In the data below, locate each line with the word "Coolers" and list it.

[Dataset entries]
* START *
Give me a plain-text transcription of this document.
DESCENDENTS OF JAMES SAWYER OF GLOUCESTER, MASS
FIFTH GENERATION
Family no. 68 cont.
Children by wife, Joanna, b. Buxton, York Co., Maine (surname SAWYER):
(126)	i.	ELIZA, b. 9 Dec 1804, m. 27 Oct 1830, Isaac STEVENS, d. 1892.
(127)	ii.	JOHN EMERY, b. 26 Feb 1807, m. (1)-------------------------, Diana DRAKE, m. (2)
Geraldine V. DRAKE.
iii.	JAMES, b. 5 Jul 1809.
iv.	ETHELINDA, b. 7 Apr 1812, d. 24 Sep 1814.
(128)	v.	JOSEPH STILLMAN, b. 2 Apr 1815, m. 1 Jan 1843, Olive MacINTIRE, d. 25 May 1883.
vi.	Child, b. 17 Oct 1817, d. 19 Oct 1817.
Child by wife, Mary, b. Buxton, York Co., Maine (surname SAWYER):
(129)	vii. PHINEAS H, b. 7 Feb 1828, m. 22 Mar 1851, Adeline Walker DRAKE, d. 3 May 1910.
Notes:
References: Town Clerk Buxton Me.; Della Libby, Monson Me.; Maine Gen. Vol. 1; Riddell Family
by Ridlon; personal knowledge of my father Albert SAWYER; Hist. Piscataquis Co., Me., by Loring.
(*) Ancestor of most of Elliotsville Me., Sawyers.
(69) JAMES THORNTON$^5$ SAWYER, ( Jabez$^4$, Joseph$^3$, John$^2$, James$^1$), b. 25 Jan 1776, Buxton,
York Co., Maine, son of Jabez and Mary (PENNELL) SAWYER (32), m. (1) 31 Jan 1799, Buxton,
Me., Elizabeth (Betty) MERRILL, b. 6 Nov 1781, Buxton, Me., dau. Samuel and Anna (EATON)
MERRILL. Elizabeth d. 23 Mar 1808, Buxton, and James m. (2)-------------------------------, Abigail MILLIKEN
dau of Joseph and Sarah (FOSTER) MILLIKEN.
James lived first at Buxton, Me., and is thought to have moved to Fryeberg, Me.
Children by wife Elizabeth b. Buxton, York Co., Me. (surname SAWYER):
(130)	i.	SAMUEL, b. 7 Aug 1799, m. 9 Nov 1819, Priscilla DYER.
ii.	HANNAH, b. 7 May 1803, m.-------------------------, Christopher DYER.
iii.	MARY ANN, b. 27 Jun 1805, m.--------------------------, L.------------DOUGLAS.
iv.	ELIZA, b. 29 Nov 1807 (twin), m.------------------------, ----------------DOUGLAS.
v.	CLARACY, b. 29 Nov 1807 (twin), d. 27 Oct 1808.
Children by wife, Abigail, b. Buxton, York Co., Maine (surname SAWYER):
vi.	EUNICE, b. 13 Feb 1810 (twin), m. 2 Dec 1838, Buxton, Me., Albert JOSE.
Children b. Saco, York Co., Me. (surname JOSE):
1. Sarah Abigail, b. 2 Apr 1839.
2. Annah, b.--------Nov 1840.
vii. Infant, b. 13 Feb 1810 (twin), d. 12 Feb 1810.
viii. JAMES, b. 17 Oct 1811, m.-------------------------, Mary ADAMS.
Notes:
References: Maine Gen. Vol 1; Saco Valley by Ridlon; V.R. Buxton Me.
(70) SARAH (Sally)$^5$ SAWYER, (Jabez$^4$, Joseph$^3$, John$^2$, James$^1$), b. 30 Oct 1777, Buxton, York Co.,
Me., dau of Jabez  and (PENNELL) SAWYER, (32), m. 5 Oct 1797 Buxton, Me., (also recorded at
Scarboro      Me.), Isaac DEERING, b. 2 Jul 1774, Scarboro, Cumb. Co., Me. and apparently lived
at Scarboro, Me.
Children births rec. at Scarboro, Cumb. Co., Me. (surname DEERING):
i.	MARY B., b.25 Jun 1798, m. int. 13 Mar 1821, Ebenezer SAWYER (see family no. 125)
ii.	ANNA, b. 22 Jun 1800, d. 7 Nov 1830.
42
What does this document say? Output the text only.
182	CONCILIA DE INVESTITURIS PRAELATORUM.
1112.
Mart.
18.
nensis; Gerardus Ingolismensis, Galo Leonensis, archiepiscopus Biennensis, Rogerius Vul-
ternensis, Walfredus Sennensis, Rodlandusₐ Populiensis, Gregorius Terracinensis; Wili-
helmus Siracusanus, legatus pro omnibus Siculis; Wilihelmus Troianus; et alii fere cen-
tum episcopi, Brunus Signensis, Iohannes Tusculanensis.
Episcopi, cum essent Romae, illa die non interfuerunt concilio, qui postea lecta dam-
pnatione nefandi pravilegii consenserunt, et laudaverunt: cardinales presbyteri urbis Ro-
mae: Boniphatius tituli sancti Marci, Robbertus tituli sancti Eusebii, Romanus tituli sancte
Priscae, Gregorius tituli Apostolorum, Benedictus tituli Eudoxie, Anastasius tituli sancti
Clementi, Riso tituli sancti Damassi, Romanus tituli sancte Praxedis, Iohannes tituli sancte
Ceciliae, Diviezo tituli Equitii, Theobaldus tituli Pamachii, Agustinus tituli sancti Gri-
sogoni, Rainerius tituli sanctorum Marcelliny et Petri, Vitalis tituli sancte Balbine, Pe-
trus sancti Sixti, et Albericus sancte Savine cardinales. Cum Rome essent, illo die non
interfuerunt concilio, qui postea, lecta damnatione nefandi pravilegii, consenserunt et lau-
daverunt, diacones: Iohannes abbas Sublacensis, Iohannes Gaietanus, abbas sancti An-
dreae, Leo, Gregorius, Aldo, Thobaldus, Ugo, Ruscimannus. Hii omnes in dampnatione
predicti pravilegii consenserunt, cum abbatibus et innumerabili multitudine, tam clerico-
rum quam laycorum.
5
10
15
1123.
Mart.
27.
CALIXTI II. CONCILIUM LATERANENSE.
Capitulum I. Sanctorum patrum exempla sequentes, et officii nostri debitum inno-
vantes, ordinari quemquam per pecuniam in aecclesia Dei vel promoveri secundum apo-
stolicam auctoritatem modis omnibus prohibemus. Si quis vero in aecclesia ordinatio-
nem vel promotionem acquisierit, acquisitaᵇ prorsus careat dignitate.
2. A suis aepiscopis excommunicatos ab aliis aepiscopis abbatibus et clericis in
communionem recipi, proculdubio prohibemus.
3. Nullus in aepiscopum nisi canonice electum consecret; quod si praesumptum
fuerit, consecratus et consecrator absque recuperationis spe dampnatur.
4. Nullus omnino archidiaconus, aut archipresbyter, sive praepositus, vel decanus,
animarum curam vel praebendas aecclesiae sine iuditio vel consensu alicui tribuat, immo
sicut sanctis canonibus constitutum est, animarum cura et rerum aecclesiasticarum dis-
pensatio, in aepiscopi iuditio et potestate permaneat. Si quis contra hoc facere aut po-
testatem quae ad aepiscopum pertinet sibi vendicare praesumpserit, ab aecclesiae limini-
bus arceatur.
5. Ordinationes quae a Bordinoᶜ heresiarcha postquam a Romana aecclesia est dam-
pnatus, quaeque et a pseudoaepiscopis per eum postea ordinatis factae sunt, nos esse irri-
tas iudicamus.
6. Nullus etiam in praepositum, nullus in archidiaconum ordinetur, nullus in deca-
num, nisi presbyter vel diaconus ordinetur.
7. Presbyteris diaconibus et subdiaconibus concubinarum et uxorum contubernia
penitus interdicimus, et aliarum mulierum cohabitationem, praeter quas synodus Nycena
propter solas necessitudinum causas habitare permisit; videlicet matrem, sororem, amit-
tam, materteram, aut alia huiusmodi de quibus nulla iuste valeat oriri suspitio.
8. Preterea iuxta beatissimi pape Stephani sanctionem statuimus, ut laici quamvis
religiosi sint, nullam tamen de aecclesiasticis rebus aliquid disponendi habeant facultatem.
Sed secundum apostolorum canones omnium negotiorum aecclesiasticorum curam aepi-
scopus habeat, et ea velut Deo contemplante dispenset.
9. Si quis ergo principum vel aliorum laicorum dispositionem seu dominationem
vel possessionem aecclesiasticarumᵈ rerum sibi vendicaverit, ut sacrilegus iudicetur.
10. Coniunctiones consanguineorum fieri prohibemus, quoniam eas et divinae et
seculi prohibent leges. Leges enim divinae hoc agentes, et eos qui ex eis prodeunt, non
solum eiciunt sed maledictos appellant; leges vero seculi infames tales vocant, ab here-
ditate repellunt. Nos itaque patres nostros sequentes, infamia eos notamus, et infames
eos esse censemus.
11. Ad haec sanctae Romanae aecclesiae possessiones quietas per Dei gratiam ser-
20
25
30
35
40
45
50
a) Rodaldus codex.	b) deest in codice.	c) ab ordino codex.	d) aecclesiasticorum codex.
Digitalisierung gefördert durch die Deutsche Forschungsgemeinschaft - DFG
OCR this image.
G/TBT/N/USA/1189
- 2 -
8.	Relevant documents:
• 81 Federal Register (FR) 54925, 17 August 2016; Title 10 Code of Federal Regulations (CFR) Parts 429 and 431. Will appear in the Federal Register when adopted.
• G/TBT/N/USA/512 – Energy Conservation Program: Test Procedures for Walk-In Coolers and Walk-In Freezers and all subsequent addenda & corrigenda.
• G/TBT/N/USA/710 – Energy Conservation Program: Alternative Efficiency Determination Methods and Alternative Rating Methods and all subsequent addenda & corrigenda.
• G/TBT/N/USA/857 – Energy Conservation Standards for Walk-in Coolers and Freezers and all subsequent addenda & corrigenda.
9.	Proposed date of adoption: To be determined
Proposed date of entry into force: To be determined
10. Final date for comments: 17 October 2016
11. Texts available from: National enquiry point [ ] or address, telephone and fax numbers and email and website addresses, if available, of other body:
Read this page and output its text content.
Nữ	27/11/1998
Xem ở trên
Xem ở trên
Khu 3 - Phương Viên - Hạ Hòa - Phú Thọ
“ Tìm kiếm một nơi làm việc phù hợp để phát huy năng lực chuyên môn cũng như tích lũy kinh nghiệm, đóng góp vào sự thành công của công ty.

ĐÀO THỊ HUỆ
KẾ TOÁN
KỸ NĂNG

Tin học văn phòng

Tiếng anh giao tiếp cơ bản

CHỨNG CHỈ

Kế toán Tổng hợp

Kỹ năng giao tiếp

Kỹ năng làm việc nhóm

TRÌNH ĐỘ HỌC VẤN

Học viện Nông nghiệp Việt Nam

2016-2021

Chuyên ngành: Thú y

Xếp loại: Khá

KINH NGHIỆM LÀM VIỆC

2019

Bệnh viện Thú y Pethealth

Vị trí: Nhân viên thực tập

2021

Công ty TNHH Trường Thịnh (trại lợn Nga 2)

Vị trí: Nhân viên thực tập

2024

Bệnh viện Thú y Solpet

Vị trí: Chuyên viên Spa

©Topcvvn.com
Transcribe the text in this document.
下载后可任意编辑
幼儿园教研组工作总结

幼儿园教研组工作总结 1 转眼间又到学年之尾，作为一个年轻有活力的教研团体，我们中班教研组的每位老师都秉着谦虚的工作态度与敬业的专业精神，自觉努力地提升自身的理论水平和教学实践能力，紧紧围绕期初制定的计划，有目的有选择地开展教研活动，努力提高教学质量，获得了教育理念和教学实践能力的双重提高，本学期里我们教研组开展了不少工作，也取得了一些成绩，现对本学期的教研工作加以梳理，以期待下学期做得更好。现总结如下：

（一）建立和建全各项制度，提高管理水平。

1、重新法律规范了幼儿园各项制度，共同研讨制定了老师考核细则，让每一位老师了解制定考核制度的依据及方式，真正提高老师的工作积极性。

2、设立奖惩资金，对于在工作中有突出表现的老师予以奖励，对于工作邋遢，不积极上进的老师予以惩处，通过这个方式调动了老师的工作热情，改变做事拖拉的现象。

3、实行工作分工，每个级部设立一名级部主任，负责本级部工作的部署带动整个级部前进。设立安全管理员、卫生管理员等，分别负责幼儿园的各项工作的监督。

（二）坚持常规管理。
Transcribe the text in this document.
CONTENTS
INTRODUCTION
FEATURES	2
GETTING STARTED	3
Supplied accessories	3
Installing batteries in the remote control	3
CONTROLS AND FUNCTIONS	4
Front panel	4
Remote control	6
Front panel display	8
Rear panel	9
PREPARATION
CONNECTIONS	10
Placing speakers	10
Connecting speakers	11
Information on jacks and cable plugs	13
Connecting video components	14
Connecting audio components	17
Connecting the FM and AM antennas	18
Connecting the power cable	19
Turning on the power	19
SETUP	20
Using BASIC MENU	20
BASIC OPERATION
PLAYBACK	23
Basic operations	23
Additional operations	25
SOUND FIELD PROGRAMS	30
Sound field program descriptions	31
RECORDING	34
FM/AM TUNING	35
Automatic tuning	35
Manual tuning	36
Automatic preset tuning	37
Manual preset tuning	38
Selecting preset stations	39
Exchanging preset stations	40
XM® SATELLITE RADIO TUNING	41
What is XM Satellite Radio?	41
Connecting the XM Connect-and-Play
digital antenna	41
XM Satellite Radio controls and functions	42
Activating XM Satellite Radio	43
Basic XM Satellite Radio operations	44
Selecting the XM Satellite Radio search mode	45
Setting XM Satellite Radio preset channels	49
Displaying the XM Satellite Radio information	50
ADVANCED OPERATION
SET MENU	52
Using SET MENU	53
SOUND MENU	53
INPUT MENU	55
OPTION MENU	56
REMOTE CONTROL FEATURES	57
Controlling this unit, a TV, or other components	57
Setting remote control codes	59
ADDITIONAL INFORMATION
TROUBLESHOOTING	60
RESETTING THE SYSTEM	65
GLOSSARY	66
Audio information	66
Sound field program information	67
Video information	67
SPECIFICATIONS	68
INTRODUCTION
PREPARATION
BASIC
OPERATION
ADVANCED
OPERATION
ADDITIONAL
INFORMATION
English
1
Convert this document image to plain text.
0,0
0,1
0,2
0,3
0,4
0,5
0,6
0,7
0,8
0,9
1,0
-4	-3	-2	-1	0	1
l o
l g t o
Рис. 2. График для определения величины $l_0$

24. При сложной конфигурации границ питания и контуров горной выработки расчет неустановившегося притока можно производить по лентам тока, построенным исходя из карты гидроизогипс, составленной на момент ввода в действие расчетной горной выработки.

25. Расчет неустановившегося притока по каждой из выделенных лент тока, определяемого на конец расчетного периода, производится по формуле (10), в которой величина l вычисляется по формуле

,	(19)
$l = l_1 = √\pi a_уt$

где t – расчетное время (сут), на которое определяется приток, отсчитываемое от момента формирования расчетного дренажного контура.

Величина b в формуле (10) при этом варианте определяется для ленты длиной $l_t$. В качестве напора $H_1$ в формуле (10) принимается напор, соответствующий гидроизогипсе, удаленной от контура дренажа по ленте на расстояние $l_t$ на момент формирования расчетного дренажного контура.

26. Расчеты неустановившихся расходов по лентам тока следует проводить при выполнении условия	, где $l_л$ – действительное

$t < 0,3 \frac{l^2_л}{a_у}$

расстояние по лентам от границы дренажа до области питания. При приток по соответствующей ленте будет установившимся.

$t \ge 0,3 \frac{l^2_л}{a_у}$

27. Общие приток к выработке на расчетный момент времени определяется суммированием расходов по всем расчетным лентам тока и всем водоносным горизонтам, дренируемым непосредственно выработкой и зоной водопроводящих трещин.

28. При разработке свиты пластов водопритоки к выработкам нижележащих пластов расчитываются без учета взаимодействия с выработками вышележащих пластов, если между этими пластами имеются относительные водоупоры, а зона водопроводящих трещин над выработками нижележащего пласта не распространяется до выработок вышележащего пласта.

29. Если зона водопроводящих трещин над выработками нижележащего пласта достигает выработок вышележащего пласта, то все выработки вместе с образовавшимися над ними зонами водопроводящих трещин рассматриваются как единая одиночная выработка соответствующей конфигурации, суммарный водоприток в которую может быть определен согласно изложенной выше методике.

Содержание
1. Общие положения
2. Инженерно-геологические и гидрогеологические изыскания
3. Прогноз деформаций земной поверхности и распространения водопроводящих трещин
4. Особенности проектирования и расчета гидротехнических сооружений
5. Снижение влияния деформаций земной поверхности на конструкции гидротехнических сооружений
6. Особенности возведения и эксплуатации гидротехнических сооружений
* END *
> _PROBLEM SOLUTION_
• G/TBT/N/USA/512 – Energy Conservation Program: Test Procedures for Walk-In Coolers and Walk-In Freezers and all subsequent addenda & corrigenda.
• G/TBT/N/USA/857 – Energy Conservation Standards for Walk-in Coolers and Freezers and all subsequent addenda & corrigenda.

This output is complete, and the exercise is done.